_PROVIDED INFORMATION_
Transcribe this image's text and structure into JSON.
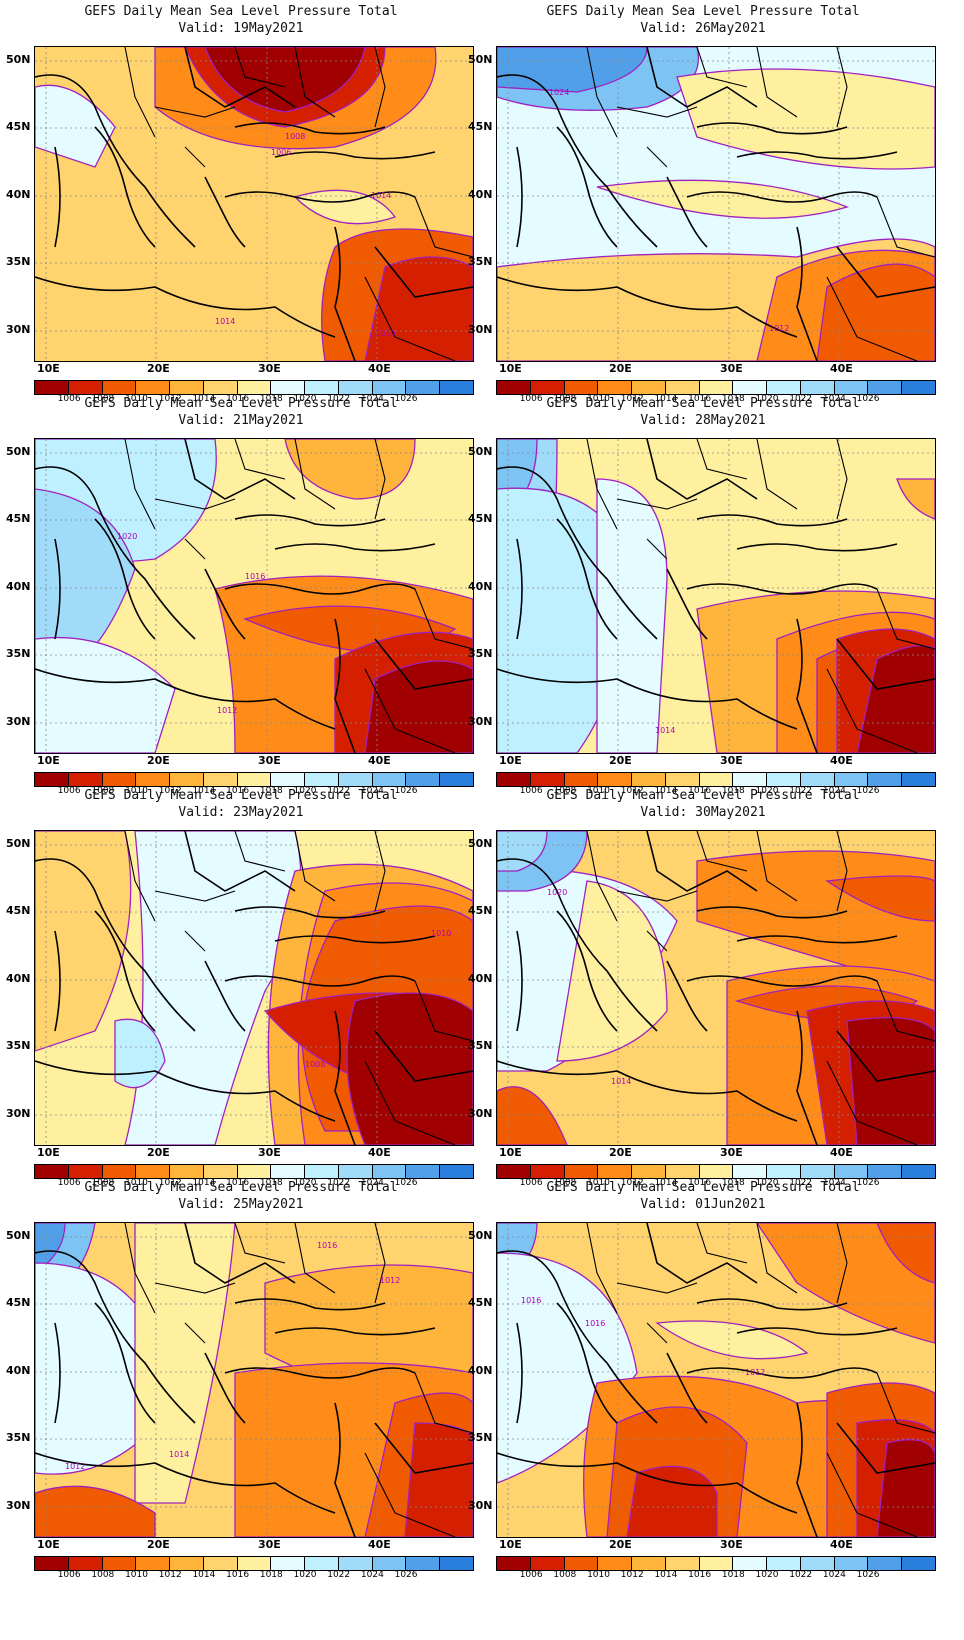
{
  "title": "GEFS Daily Mean Sea Level Pressure Total",
  "colors": [
    "#a00000",
    "#d42000",
    "#f05a00",
    "#ff8c19",
    "#ffb43c",
    "#ffd46e",
    "#fff0a0",
    "#e4fbff",
    "#bff0ff",
    "#a0dcfa",
    "#7dc3f4",
    "#509fe8",
    "#2a7fdc"
  ],
  "colorbar_labels": [
    "1006",
    "1008",
    "1010",
    "1012",
    "1014",
    "1016",
    "1018",
    "1020",
    "1022",
    "1024",
    "1026"
  ],
  "lat_labels": [
    "50N",
    "45N",
    "40N",
    "35N",
    "30N"
  ],
  "lon_labels": [
    "10E",
    "20E",
    "30E",
    "40E"
  ],
  "panels": [
    {
      "valid": "Valid: 19May2021",
      "contour_labels": [
        "1014",
        "1010",
        "1006",
        "1008",
        "1014"
      ],
      "bg": 5,
      "blobs": [
        [
          7,
          "M0,40 Q40,30 80,80 L60,120 L0,100 Z"
        ],
        [
          3,
          "M120,0 L400,0 Q410,70 300,100 Q180,110 120,60 Z"
        ],
        [
          1,
          "M150,0 L350,0 Q350,60 250,80 Q180,70 150,0 Z"
        ],
        [
          0,
          "M170,0 L330,0 Q320,50 250,65 Q190,55 170,0 Z"
        ],
        [
          2,
          "M300,200 Q340,170 438,190 L438,314 L290,314 Q280,250 300,200 Z"
        ],
        [
          1,
          "M350,220 Q400,200 438,220 L438,314 L330,314 Z"
        ],
        [
          6,
          "M260,150 Q330,130 360,170 Q300,190 260,150 Z"
        ]
      ],
      "label_pos": [
        [
          336,
          151
        ],
        [
          340,
          289
        ],
        [
          236,
          108
        ],
        [
          250,
          92
        ],
        [
          180,
          277
        ]
      ]
    },
    {
      "valid": "Valid: 26May2021",
      "contour_labels": [
        "1024",
        "1012"
      ],
      "bg": 7,
      "blobs": [
        [
          10,
          "M0,0 L200,0 Q210,40 150,60 Q60,70 0,50 Z"
        ],
        [
          11,
          "M0,0 L150,0 Q150,30 80,45 L0,40 Z"
        ],
        [
          6,
          "M180,30 Q300,10 438,40 L438,120 Q330,130 200,90 Z"
        ],
        [
          5,
          "M0,220 Q150,200 300,210 Q400,180 438,200 L438,314 L0,314 Z"
        ],
        [
          3,
          "M280,230 Q360,190 438,210 L438,314 L260,314 Z"
        ],
        [
          2,
          "M330,240 Q400,200 438,230 L438,314 L320,314 Z"
        ],
        [
          6,
          "M100,140 Q250,120 350,160 Q250,190 100,140 Z"
        ]
      ],
      "label_pos": [
        [
          52,
          48
        ],
        [
          272,
          284
        ]
      ]
    },
    {
      "valid": "Valid: 21May2021",
      "contour_labels": [
        "1020",
        "1016",
        "1012"
      ],
      "bg": 6,
      "blobs": [
        [
          8,
          "M0,0 L180,0 Q190,80 120,120 Q40,130 0,110 Z"
        ],
        [
          9,
          "M0,50 Q80,60 100,130 Q60,240 0,240 Z"
        ],
        [
          7,
          "M0,200 Q80,190 140,250 L120,314 L0,314 Z"
        ],
        [
          3,
          "M180,150 Q300,120 438,160 L438,314 L200,314 Q200,220 180,150 Z"
        ],
        [
          2,
          "M210,180 Q320,150 420,190 Q350,240 210,180 Z"
        ],
        [
          1,
          "M300,220 Q380,180 438,200 L438,314 L300,314 Z"
        ],
        [
          0,
          "M340,240 Q400,210 438,230 L438,314 L330,314 Z"
        ],
        [
          4,
          "M250,0 L380,0 Q380,60 320,60 Q260,50 250,0 Z"
        ]
      ],
      "label_pos": [
        [
          82,
          100
        ],
        [
          210,
          140
        ],
        [
          182,
          274
        ]
      ]
    },
    {
      "valid": "Valid: 28May2021",
      "contour_labels": [
        "1014"
      ],
      "bg": 6,
      "blobs": [
        [
          9,
          "M0,0 L60,0 Q60,200 20,314 L0,314 Z"
        ],
        [
          10,
          "M0,0 L40,0 Q40,60 0,80 Z"
        ],
        [
          8,
          "M0,50 Q120,40 140,150 Q120,260 80,314 L0,314 Z"
        ],
        [
          7,
          "M100,40 Q170,40 170,140 L160,314 L100,314 Z"
        ],
        [
          4,
          "M200,170 Q320,140 438,160 L438,314 L220,314 Z"
        ],
        [
          3,
          "M280,200 Q380,160 438,180 L438,314 L280,314 Z"
        ],
        [
          2,
          "M320,220 Q400,180 438,200 L438,314 L320,314 Z"
        ],
        [
          1,
          "M340,200 Q400,180 438,200 L438,314 L340,314 Z"
        ],
        [
          0,
          "M380,220 Q420,200 438,210 L438,314 L360,314 Z"
        ],
        [
          4,
          "M400,40 L438,40 L438,80 Q410,70 400,40 Z"
        ]
      ],
      "label_pos": [
        [
          158,
          294
        ]
      ]
    },
    {
      "valid": "Valid: 23May2021",
      "contour_labels": [
        "1010",
        "1008"
      ],
      "bg": 6,
      "blobs": [
        [
          7,
          "M100,0 L260,0 Q280,80 230,160 Q200,240 180,314 L90,314 Q120,200 100,0 Z"
        ],
        [
          8,
          "M80,190 Q120,180 130,230 Q110,270 80,250 Z"
        ],
        [
          5,
          "M0,0 L90,0 Q110,100 60,200 L0,220 Z"
        ],
        [
          4,
          "M260,40 Q360,20 438,60 L438,314 L240,314 Q220,170 260,40 Z"
        ],
        [
          3,
          "M290,60 Q380,40 438,70 L438,314 L270,314 Q250,180 290,60 Z"
        ],
        [
          2,
          "M300,90 Q400,60 438,90 L438,300 L290,300 Q240,200 300,90 Z"
        ],
        [
          1,
          "M230,180 Q330,150 420,170 Q438,230 400,260 Q300,260 230,180 Z"
        ],
        [
          0,
          "M320,170 Q400,150 438,180 L438,314 L330,314 Q300,240 320,170 Z"
        ]
      ],
      "label_pos": [
        [
          396,
          105
        ],
        [
          270,
          236
        ]
      ]
    },
    {
      "valid": "Valid: 30May2021",
      "contour_labels": [
        "1020",
        "1014"
      ],
      "bg": 5,
      "blobs": [
        [
          7,
          "M0,40 Q130,30 180,90 Q130,200 50,240 L0,240 Z"
        ],
        [
          10,
          "M0,0 L90,0 Q90,50 30,60 L0,60 Z"
        ],
        [
          9,
          "M0,0 L50,0 Q50,30 20,40 L0,40 Z"
        ],
        [
          6,
          "M90,50 Q170,60 170,180 Q130,230 60,230 Z"
        ],
        [
          3,
          "M200,30 Q330,10 438,30 L438,160 Q330,130 200,90 Z"
        ],
        [
          2,
          "M330,50 Q420,40 438,50 L438,90 Q390,90 330,50 Z"
        ],
        [
          3,
          "M230,150 Q350,120 438,150 L438,314 L230,314 Z"
        ],
        [
          2,
          "M240,170 Q340,140 420,170 Q370,210 240,170 Z"
        ],
        [
          1,
          "M310,180 Q390,160 438,180 L438,314 L330,314 Z"
        ],
        [
          0,
          "M350,190 Q420,180 438,200 L438,314 L360,314 Z"
        ],
        [
          2,
          "M0,260 Q40,240 70,314 L0,314 Z"
        ]
      ],
      "label_pos": [
        [
          50,
          64
        ],
        [
          114,
          253
        ]
      ]
    },
    {
      "valid": "Valid: 25May2021",
      "contour_labels": [
        "1016",
        "1012",
        "1012",
        "1014"
      ],
      "bg": 5,
      "blobs": [
        [
          10,
          "M0,0 L60,0 Q50,60 0,80 Z"
        ],
        [
          11,
          "M0,0 L30,0 Q30,30 0,50 Z"
        ],
        [
          8,
          "M0,60 Q80,60 110,140 Q80,220 0,230 Z"
        ],
        [
          7,
          "M0,40 Q120,40 140,180 Q80,260 0,250 Z"
        ],
        [
          6,
          "M100,0 L200,0 Q190,120 150,280 L100,280 Z"
        ],
        [
          4,
          "M230,60 Q340,30 438,50 L438,200 Q330,180 230,130 Z"
        ],
        [
          3,
          "M200,150 Q330,130 438,150 L438,314 L200,314 Z"
        ],
        [
          2,
          "M360,180 Q420,160 438,180 L438,314 L330,314 Z"
        ],
        [
          1,
          "M380,200 Q438,200 438,220 L438,314 L370,314 Z"
        ],
        [
          2,
          "M0,270 Q60,250 120,290 L120,314 L0,314 Z"
        ]
      ],
      "label_pos": [
        [
          282,
          25
        ],
        [
          345,
          60
        ],
        [
          30,
          246
        ],
        [
          134,
          234
        ]
      ]
    },
    {
      "valid": "Valid: 01Jun2021",
      "contour_labels": [
        "1016",
        "1016",
        "1012"
      ],
      "bg": 5,
      "blobs": [
        [
          10,
          "M0,0 L40,0 Q40,40 0,60 Z"
        ],
        [
          8,
          "M0,40 Q70,40 80,140 Q60,220 0,250 Z"
        ],
        [
          7,
          "M0,30 Q120,30 140,150 Q80,230 0,260 Z"
        ],
        [
          3,
          "M260,0 L438,0 L438,120 Q360,100 300,60 Z"
        ],
        [
          2,
          "M380,0 L438,0 L438,60 Q400,50 380,0 Z"
        ],
        [
          3,
          "M100,160 Q220,140 300,180 Q438,160 438,314 L90,314 Q80,230 100,160 Z"
        ],
        [
          2,
          "M120,200 Q200,160 250,220 L240,314 L110,314 Z"
        ],
        [
          1,
          "M140,250 Q200,230 220,270 L220,314 L130,314 Z"
        ],
        [
          2,
          "M330,170 Q400,150 438,170 L438,314 L330,314 Z"
        ],
        [
          1,
          "M360,200 Q420,190 438,210 L438,314 L360,314 Z"
        ],
        [
          0,
          "M390,220 Q430,210 438,230 L438,314 L380,314 Z"
        ],
        [
          6,
          "M160,100 Q260,90 310,130 Q230,150 160,100 Z"
        ]
      ],
      "label_pos": [
        [
          24,
          80
        ],
        [
          88,
          103
        ],
        [
          248,
          152
        ]
      ]
    }
  ]
}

_WHAT TO PRODUCE_
Search the records above for the string "Valid". Copy every line that contains it.

_TASK OUTPUT_
      "valid": "Valid: 19May2021",
      "valid": "Valid: 26May2021",
      "valid": "Valid: 21May2021",
      "valid": "Valid: 28May2021",
      "valid": "Valid: 23May2021",
      "valid": "Valid: 30May2021",
      "valid": "Valid: 25May2021",
      "valid": "Valid: 01Jun2021",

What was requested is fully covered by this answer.